■ SET EXERCISE ■
Repeat the records below exactly as they appear.

■ SUPPLIED ENTRIES ■

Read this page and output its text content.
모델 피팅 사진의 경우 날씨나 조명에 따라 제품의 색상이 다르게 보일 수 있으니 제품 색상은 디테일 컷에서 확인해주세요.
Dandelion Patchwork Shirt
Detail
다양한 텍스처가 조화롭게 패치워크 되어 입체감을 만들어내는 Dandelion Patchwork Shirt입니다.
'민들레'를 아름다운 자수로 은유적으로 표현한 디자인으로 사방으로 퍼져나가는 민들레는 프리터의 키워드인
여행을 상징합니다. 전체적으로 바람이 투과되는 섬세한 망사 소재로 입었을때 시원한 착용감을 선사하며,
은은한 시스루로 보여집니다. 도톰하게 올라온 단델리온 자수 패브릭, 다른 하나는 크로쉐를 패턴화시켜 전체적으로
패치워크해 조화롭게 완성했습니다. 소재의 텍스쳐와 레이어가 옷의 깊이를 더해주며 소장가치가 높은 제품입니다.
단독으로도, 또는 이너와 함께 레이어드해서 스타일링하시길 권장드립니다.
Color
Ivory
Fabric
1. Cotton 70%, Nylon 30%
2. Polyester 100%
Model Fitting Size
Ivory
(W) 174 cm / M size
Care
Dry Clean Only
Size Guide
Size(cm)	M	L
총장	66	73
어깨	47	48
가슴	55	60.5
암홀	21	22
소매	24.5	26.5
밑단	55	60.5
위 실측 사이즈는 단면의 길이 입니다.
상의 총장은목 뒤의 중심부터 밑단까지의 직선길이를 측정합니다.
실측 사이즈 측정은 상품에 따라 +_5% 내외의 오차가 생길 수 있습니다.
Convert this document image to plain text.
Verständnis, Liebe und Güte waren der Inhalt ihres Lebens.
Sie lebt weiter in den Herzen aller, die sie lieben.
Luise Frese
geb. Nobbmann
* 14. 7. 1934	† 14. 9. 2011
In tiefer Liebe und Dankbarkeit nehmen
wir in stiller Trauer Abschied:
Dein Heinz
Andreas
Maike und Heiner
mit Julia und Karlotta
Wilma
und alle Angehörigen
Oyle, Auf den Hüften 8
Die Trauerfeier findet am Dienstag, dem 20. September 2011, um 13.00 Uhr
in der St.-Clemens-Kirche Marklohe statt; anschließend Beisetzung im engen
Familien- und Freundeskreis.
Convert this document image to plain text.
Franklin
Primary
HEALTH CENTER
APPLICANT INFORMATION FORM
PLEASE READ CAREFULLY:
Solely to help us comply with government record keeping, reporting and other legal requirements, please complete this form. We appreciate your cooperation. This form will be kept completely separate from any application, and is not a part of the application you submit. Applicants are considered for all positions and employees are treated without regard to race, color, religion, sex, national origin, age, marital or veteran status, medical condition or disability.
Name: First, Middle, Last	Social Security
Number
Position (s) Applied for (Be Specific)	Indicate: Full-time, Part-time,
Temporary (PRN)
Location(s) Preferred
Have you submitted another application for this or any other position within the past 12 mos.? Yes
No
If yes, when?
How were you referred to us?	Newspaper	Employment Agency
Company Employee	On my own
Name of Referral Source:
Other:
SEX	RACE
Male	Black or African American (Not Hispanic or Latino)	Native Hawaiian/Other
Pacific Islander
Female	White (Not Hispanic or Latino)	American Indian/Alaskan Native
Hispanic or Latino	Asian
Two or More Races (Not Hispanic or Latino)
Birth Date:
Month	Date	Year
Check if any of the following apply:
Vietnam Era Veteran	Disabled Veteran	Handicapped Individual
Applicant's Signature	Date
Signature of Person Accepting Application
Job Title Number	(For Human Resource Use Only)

■ WRITTEN ANSWER ■
Read this page and output its text content.
모델 피팅 사진의 경우 날씨나 조명에 따라 제품의 색상이 다르게 보일 수 있으니 제품 색상은 디테일 컷에서 확인해주세요.
Dandelion Patchwork Shirt
Detail
다양한 텍스처가 조화롭게 패치워크 되어 입체감을 만들어내는 Dandelion Patchwork Shirt입니다.
'민들레'를 아름다운 자수로 은유적으로 표현한 디자인으로 사방으로 퍼져나가는 민들레는 프리터의 키워드인
여행을 상징합니다. 전체적으로 바람이 투과되는 섬세한 망사 소재로 입었을때 시원한 착용감을 선사하며,
은은한 시스루로 보여집니다. 도톰하게 올라온 단델리온 자수 패브릭, 다른 하나는 크로쉐를 패턴화시켜 전체적으로
패치워크해 조화롭게 완성했습니다. 소재의 텍스쳐와 레이어가 옷의 깊이를 더해주며 소장가치가 높은 제품입니다.
단독으로도, 또는 이너와 함께 레이어드해서 스타일링하시길 권장드립니다.
Color
Ivory
Fabric
1. Cotton 70%, Nylon 30%
2. Polyester 100%
Model Fitting Size
Ivory
(W) 174 cm / M size
Care
Dry Clean Only
Size Guide
Size(cm)	M	L
총장	66	73
어깨	47	48
가슴	55	60.5
암홀	21	22
소매	24.5	26.5
밑단	55	60.5
위 실측 사이즈는 단면의 길이 입니다.
상의 총장은목 뒤의 중심부터 밑단까지의 직선길이를 측정합니다.
실측 사이즈 측정은 상품에 따라 +_5% 내외의 오차가 생길 수 있습니다.
Convert this document image to plain text.
Verständnis, Liebe und Güte waren der Inhalt ihres Lebens.
Sie lebt weiter in den Herzen aller, die sie lieben.
Luise Frese
geb. Nobbmann
* 14. 7. 1934	† 14. 9. 2011
In tiefer Liebe und Dankbarkeit nehmen
wir in stiller Trauer Abschied:
Dein Heinz
Andreas
Maike und Heiner
mit Julia und Karlotta
Wilma
und alle Angehörigen
Oyle, Auf den Hüften 8
Die Trauerfeier findet am Dienstag, dem 20. September 2011, um 13.00 Uhr
in der St.-Clemens-Kirche Marklohe statt; anschließend Beisetzung im engen
Familien- und Freundeskreis.
Convert this document image to plain text.
Franklin
Primary
HEALTH CENTER
APPLICANT INFORMATION FORM
PLEASE READ CAREFULLY:
Solely to help us comply with government record keeping, reporting and other legal requirements, please complete this form. We appreciate your cooperation. This form will be kept completely separate from any application, and is not a part of the application you submit. Applicants are considered for all positions and employees are treated without regard to race, color, religion, sex, national origin, age, marital or veteran status, medical condition or disability.
Name: First, Middle, Last	Social Security
Number
Position (s) Applied for (Be Specific)	Indicate: Full-time, Part-time,
Temporary (PRN)
Location(s) Preferred
Have you submitted another application for this or any other position within the past 12 mos.? Yes
No
If yes, when?
How were you referred to us?	Newspaper	Employment Agency
Company Employee	On my own
Name of Referral Source:
Other:
SEX	RACE
Male	Black or African American (Not Hispanic or Latino)	Native Hawaiian/Other
Pacific Islander
Female	White (Not Hispanic or Latino)	American Indian/Alaskan Native
Hispanic or Latino	Asian
Two or More Races (Not Hispanic or Latino)
Birth Date:
Month	Date	Year
Check if any of the following apply:
Vietnam Era Veteran	Disabled Veteran	Handicapped Individual
Applicant's Signature	Date
Signature of Person Accepting Application
Job Title Number	(For Human Resource Use Only)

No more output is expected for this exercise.